» **What is asked**
Spot each line that carries the word "message"; copy those lines.

[START OF Dataset entries]

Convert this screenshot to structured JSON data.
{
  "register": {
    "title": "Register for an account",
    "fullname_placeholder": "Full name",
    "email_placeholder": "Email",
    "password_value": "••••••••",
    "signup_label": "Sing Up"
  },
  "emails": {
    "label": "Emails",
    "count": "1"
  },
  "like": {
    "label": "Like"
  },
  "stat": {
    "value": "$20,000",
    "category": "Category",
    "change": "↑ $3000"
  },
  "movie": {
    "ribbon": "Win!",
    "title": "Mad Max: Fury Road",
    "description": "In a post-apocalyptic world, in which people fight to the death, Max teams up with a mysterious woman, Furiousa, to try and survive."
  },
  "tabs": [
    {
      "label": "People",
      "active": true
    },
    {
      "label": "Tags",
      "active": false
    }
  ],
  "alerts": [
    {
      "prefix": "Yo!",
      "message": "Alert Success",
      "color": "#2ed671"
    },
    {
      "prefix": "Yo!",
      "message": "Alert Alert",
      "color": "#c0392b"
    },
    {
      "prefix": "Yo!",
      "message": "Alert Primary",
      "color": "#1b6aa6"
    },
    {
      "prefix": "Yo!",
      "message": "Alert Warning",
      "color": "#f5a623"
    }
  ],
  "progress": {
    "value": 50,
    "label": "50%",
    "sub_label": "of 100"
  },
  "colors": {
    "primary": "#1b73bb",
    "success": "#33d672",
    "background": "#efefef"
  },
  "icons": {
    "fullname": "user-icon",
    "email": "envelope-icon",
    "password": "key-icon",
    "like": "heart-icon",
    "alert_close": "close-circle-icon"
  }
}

[END OF Dataset entries]

» **Solution to this task**
      "message": "Alert Success",
      "message": "Alert Alert",
      "message": "Alert Primary",
      "message": "Alert Warning",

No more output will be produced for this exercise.